╭──

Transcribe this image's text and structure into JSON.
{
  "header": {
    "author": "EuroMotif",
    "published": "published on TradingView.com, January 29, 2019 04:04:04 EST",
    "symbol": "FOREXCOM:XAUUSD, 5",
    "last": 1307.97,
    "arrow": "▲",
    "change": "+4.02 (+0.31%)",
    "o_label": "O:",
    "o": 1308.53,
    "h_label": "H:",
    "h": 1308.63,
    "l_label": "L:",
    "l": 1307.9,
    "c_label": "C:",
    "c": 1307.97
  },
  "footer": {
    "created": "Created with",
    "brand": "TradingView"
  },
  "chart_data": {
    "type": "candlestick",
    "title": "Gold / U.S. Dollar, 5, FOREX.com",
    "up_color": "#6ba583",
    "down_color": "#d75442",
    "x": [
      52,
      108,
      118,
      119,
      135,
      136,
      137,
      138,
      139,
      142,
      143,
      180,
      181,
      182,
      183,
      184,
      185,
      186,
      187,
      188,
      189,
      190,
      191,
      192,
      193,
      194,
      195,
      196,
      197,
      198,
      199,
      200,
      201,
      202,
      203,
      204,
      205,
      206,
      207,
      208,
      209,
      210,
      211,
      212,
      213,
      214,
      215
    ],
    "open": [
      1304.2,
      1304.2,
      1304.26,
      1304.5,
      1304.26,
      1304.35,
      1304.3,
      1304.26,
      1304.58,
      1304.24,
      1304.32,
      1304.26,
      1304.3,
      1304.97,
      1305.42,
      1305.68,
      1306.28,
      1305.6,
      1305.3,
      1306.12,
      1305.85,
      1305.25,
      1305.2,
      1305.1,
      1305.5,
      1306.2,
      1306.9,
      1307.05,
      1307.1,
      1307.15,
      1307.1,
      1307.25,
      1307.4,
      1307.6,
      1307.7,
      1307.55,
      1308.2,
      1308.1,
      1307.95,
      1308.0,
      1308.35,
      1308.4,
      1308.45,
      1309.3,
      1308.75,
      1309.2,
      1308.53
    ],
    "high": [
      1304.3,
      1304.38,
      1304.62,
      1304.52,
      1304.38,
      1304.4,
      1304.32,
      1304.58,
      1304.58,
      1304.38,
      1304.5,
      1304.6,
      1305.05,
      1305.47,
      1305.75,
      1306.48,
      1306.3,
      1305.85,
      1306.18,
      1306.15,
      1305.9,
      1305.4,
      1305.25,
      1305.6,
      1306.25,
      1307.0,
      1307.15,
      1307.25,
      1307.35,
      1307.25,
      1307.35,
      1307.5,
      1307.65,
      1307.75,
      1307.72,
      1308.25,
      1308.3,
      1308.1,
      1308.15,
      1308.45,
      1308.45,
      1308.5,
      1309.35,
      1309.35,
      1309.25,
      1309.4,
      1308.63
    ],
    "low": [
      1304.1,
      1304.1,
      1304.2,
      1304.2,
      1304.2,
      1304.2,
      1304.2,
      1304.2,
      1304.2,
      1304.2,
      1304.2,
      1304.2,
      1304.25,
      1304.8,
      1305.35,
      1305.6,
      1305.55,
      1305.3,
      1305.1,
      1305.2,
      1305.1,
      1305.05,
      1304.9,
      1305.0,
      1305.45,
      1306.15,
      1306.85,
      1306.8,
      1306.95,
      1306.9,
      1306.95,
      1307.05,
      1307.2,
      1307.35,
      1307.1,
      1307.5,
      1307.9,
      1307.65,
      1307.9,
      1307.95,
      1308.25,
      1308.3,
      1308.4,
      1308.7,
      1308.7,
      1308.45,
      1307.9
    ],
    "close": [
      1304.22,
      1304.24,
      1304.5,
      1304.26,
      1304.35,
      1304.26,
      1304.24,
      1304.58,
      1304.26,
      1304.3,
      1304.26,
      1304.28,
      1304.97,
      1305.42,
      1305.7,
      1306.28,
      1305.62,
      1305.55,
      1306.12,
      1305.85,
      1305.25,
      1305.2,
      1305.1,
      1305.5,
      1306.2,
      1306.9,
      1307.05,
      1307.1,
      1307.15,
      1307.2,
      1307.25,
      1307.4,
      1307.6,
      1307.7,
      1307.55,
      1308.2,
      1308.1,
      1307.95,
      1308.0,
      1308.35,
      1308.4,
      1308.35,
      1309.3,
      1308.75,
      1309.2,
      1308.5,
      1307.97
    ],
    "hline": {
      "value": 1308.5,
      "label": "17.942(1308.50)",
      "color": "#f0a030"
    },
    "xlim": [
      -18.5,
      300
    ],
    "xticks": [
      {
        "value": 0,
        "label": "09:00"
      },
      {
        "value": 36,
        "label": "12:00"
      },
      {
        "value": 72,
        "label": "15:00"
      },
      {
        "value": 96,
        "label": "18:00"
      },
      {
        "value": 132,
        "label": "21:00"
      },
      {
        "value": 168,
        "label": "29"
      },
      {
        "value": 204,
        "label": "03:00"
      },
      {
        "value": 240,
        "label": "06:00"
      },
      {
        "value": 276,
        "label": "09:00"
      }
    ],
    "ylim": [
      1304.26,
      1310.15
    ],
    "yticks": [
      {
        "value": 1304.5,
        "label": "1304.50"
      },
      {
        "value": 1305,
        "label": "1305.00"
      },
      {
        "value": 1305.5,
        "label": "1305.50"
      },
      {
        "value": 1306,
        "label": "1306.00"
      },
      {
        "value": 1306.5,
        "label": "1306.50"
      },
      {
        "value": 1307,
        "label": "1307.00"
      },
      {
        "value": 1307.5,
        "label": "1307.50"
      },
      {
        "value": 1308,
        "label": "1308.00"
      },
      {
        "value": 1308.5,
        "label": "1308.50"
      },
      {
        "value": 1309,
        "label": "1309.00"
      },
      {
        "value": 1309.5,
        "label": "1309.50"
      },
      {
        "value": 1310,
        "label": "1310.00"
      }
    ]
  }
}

╰──

**THE TASK:**
In the records above, find each line with the word "TradingView" and copy it.

**THE COMPLETED TASK:**
    "published": "published on TradingView.com, January 29, 2019 04:04:04 EST",
    "brand": "TradingView"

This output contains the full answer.